- Requirements -
Look through the records that follow. Copy every line containing the word "SANDY".

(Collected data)
┌──
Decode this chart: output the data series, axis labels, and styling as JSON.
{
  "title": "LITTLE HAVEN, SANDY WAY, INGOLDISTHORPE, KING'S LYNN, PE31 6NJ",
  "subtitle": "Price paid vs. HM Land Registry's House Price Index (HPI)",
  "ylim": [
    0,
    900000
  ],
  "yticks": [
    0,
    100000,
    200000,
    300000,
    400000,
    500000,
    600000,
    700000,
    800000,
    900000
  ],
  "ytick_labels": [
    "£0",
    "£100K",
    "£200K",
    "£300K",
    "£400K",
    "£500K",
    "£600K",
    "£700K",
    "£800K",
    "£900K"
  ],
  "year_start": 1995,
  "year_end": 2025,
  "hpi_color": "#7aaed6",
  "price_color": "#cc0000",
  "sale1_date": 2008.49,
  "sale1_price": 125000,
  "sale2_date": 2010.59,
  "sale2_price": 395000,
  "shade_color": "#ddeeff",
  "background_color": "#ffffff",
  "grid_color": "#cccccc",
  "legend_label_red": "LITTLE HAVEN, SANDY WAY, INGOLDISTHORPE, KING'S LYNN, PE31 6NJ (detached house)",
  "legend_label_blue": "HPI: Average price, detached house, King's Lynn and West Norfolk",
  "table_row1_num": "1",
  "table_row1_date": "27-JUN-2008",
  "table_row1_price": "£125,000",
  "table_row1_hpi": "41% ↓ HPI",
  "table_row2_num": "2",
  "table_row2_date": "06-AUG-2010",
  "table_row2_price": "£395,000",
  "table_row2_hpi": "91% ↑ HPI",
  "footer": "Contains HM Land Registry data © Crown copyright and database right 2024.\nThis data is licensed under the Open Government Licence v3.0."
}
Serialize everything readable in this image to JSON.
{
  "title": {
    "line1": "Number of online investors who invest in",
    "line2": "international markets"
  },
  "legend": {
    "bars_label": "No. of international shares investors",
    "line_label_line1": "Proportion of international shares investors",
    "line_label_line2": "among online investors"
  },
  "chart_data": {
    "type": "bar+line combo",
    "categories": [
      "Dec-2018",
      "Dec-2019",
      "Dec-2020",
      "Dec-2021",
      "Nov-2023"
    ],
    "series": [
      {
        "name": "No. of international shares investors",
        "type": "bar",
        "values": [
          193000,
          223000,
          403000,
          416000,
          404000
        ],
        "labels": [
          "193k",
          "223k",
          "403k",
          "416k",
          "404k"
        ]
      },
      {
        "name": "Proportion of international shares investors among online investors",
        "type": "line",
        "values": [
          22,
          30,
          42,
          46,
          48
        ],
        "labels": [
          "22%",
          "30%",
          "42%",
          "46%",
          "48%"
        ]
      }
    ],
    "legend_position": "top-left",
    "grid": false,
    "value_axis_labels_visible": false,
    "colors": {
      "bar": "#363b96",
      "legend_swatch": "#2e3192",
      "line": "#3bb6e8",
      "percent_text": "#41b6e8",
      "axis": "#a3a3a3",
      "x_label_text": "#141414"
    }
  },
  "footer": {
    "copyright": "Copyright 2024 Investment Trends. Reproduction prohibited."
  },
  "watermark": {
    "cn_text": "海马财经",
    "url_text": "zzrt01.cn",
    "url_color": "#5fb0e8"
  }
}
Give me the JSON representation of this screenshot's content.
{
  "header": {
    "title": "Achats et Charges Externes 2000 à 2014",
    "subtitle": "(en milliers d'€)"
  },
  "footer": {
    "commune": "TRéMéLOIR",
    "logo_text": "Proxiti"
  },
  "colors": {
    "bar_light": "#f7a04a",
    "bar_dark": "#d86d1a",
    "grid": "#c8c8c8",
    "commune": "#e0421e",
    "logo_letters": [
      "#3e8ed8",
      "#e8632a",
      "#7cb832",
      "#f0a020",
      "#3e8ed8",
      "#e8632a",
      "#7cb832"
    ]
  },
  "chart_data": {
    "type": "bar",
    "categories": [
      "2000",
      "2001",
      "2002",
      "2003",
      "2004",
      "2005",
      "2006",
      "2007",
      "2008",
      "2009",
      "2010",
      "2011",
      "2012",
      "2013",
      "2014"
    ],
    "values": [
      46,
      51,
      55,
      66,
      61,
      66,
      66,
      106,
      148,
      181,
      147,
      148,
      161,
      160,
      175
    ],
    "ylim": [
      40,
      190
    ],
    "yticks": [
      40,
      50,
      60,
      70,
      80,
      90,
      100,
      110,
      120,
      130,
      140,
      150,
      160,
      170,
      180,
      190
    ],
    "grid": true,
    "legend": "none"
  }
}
└──
- Response below -
  "title": "LITTLE HAVEN, SANDY WAY, INGOLDISTHORPE, KING'S LYNN, PE31 6NJ",
  "legend_label_red": "LITTLE HAVEN, SANDY WAY, INGOLDISTHORPE, KING'S LYNN, PE31 6NJ (detached house)",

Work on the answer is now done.